_DATASET RECORDS:_
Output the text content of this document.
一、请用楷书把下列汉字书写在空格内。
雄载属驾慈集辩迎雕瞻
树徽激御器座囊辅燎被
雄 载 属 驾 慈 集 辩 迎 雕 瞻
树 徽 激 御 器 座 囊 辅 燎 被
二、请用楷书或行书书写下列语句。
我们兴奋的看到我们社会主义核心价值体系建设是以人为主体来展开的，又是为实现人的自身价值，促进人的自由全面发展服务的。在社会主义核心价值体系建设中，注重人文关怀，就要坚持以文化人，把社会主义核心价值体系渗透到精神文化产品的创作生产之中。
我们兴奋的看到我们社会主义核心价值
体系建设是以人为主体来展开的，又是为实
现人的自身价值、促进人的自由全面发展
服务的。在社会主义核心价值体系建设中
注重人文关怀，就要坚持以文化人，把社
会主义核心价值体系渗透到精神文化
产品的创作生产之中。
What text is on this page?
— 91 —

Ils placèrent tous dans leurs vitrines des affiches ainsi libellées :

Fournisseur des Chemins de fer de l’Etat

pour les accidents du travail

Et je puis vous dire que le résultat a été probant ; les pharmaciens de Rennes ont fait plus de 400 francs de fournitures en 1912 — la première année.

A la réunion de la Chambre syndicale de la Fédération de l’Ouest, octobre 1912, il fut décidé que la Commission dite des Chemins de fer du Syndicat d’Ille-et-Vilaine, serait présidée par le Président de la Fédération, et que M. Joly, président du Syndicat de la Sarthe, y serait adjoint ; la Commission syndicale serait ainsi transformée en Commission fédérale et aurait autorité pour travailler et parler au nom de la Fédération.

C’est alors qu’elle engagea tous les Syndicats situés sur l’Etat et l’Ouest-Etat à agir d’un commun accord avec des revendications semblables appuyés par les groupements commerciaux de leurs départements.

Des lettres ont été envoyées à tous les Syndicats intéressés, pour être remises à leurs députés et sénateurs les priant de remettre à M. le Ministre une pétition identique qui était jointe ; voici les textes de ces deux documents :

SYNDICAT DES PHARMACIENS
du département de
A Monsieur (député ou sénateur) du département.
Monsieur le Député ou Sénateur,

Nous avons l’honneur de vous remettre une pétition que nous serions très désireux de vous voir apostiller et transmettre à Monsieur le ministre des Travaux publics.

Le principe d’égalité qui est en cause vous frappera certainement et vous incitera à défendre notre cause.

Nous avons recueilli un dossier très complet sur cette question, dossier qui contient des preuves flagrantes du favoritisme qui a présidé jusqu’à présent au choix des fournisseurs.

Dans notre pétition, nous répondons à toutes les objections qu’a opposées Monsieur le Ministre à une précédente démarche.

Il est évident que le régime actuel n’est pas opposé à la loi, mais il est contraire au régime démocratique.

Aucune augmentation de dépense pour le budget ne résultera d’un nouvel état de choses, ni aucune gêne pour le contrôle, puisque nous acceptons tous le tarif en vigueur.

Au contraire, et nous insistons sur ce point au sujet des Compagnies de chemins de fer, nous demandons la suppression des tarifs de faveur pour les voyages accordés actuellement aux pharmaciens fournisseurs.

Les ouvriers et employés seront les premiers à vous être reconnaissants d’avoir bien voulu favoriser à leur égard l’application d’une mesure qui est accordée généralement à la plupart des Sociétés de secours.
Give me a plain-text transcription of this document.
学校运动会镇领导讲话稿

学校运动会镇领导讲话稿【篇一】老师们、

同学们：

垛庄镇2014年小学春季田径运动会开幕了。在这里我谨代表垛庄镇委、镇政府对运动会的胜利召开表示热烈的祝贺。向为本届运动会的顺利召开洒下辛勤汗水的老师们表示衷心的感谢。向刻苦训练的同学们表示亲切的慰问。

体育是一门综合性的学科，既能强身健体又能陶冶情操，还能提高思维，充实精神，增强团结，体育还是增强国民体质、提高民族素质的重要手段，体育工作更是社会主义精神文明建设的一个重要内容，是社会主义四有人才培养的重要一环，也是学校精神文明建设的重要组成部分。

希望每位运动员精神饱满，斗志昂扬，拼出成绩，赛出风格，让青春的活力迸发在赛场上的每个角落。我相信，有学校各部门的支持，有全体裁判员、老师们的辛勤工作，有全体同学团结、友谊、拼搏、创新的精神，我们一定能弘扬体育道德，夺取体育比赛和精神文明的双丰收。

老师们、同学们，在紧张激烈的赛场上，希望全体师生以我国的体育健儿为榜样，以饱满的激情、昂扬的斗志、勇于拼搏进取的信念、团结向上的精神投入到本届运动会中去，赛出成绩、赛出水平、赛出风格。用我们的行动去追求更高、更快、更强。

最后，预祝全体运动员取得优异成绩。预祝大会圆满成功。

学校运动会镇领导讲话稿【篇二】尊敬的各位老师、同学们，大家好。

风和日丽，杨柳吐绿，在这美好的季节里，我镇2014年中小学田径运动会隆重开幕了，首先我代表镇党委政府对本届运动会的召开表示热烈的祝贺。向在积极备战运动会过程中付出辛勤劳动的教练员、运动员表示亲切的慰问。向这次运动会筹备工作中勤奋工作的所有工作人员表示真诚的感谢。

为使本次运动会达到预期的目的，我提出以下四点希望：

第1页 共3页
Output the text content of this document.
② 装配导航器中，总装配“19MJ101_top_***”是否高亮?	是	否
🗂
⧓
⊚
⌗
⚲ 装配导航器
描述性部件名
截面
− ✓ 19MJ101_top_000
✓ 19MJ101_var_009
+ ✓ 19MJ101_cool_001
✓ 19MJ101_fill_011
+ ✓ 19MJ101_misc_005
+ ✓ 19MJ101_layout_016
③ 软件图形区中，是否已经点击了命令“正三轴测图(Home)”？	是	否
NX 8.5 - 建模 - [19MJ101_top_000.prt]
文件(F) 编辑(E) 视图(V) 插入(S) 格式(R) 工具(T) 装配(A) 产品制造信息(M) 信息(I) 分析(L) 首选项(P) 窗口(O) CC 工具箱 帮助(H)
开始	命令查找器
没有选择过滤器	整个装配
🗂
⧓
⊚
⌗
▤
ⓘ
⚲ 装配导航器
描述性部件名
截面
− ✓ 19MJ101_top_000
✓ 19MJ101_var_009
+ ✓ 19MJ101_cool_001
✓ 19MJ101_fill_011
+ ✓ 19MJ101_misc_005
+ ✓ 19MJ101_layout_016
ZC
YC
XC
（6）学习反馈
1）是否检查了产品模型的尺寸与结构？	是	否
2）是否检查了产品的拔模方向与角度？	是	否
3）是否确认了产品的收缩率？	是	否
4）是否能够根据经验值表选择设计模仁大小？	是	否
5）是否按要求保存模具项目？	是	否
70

_TASK TO COMPLETE:_ Give the material above again, word for word.

_EXERCISE SOLUTION:_
Output the text content of this document.
一、请用楷书把下列汉字书写在空格内。
雄载属驾慈集辩迎雕瞻
树徽激御器座囊辅燎被
雄 载 属 驾 慈 集 辩 迎 雕 瞻
树 徽 激 御 器 座 囊 辅 燎 被
二、请用楷书或行书书写下列语句。
我们兴奋的看到我们社会主义核心价值体系建设是以人为主体来展开的，又是为实现人的自身价值，促进人的自由全面发展服务的。在社会主义核心价值体系建设中，注重人文关怀，就要坚持以文化人，把社会主义核心价值体系渗透到精神文化产品的创作生产之中。
我们兴奋的看到我们社会主义核心价值
体系建设是以人为主体来展开的，又是为实
现人的自身价值、促进人的自由全面发展
服务的。在社会主义核心价值体系建设中
注重人文关怀，就要坚持以文化人，把社
会主义核心价值体系渗透到精神文化
产品的创作生产之中。
What text is on this page?
— 91 —

Ils placèrent tous dans leurs vitrines des affiches ainsi libellées :

Fournisseur des Chemins de fer de l’Etat

pour les accidents du travail

Et je puis vous dire que le résultat a été probant ; les pharmaciens de Rennes ont fait plus de 400 francs de fournitures en 1912 — la première année.

A la réunion de la Chambre syndicale de la Fédération de l’Ouest, octobre 1912, il fut décidé que la Commission dite des Chemins de fer du Syndicat d’Ille-et-Vilaine, serait présidée par le Président de la Fédération, et que M. Joly, président du Syndicat de la Sarthe, y serait adjoint ; la Commission syndicale serait ainsi transformée en Commission fédérale et aurait autorité pour travailler et parler au nom de la Fédération.

C’est alors qu’elle engagea tous les Syndicats situés sur l’Etat et l’Ouest-Etat à agir d’un commun accord avec des revendications semblables appuyés par les groupements commerciaux de leurs départements.

Des lettres ont été envoyées à tous les Syndicats intéressés, pour être remises à leurs députés et sénateurs les priant de remettre à M. le Ministre une pétition identique qui était jointe ; voici les textes de ces deux documents :

SYNDICAT DES PHARMACIENS
du département de
A Monsieur (député ou sénateur) du département.
Monsieur le Député ou Sénateur,

Nous avons l’honneur de vous remettre une pétition que nous serions très désireux de vous voir apostiller et transmettre à Monsieur le ministre des Travaux publics.

Le principe d’égalité qui est en cause vous frappera certainement et vous incitera à défendre notre cause.

Nous avons recueilli un dossier très complet sur cette question, dossier qui contient des preuves flagrantes du favoritisme qui a présidé jusqu’à présent au choix des fournisseurs.

Dans notre pétition, nous répondons à toutes les objections qu’a opposées Monsieur le Ministre à une précédente démarche.

Il est évident que le régime actuel n’est pas opposé à la loi, mais il est contraire au régime démocratique.

Aucune augmentation de dépense pour le budget ne résultera d’un nouvel état de choses, ni aucune gêne pour le contrôle, puisque nous acceptons tous le tarif en vigueur.

Au contraire, et nous insistons sur ce point au sujet des Compagnies de chemins de fer, nous demandons la suppression des tarifs de faveur pour les voyages accordés actuellement aux pharmaciens fournisseurs.

Les ouvriers et employés seront les premiers à vous être reconnaissants d’avoir bien voulu favoriser à leur égard l’application d’une mesure qui est accordée généralement à la plupart des Sociétés de secours.
Give me a plain-text transcription of this document.
学校运动会镇领导讲话稿

学校运动会镇领导讲话稿【篇一】老师们、

同学们：

垛庄镇2014年小学春季田径运动会开幕了。在这里我谨代表垛庄镇委、镇政府对运动会的胜利召开表示热烈的祝贺。向为本届运动会的顺利召开洒下辛勤汗水的老师们表示衷心的感谢。向刻苦训练的同学们表示亲切的慰问。

体育是一门综合性的学科，既能强身健体又能陶冶情操，还能提高思维，充实精神，增强团结，体育还是增强国民体质、提高民族素质的重要手段，体育工作更是社会主义精神文明建设的一个重要内容，是社会主义四有人才培养的重要一环，也是学校精神文明建设的重要组成部分。

希望每位运动员精神饱满，斗志昂扬，拼出成绩，赛出风格，让青春的活力迸发在赛场上的每个角落。我相信，有学校各部门的支持，有全体裁判员、老师们的辛勤工作，有全体同学团结、友谊、拼搏、创新的精神，我们一定能弘扬体育道德，夺取体育比赛和精神文明的双丰收。

老师们、同学们，在紧张激烈的赛场上，希望全体师生以我国的体育健儿为榜样，以饱满的激情、昂扬的斗志、勇于拼搏进取的信念、团结向上的精神投入到本届运动会中去，赛出成绩、赛出水平、赛出风格。用我们的行动去追求更高、更快、更强。

最后，预祝全体运动员取得优异成绩。预祝大会圆满成功。

学校运动会镇领导讲话稿【篇二】尊敬的各位老师、同学们，大家好。

风和日丽，杨柳吐绿，在这美好的季节里，我镇2014年中小学田径运动会隆重开幕了，首先我代表镇党委政府对本届运动会的召开表示热烈的祝贺。向在积极备战运动会过程中付出辛勤劳动的教练员、运动员表示亲切的慰问。向这次运动会筹备工作中勤奋工作的所有工作人员表示真诚的感谢。

为使本次运动会达到预期的目的，我提出以下四点希望：

第1页 共3页
Output the text content of this document.
② 装配导航器中，总装配“19MJ101_top_***”是否高亮?	是	否
🗂
⧓
⊚
⌗
⚲ 装配导航器
描述性部件名
截面
− ✓ 19MJ101_top_000
✓ 19MJ101_var_009
+ ✓ 19MJ101_cool_001
✓ 19MJ101_fill_011
+ ✓ 19MJ101_misc_005
+ ✓ 19MJ101_layout_016
③ 软件图形区中，是否已经点击了命令“正三轴测图(Home)”？	是	否
NX 8.5 - 建模 - [19MJ101_top_000.prt]
文件(F) 编辑(E) 视图(V) 插入(S) 格式(R) 工具(T) 装配(A) 产品制造信息(M) 信息(I) 分析(L) 首选项(P) 窗口(O) CC 工具箱 帮助(H)
开始	命令查找器
没有选择过滤器	整个装配
🗂
⧓
⊚
⌗
▤
ⓘ
⚲ 装配导航器
描述性部件名
截面
− ✓ 19MJ101_top_000
✓ 19MJ101_var_009
+ ✓ 19MJ101_cool_001
✓ 19MJ101_fill_011
+ ✓ 19MJ101_misc_005
+ ✓ 19MJ101_layout_016
ZC
YC
XC
（6）学习反馈
1）是否检查了产品模型的尺寸与结构？	是	否
2）是否检查了产品的拔模方向与角度？	是	否
3）是否确认了产品的收缩率？	是	否
4）是否能够根据经验值表选择设计模仁大小？	是	否
5）是否按要求保存模具项目？	是	否
70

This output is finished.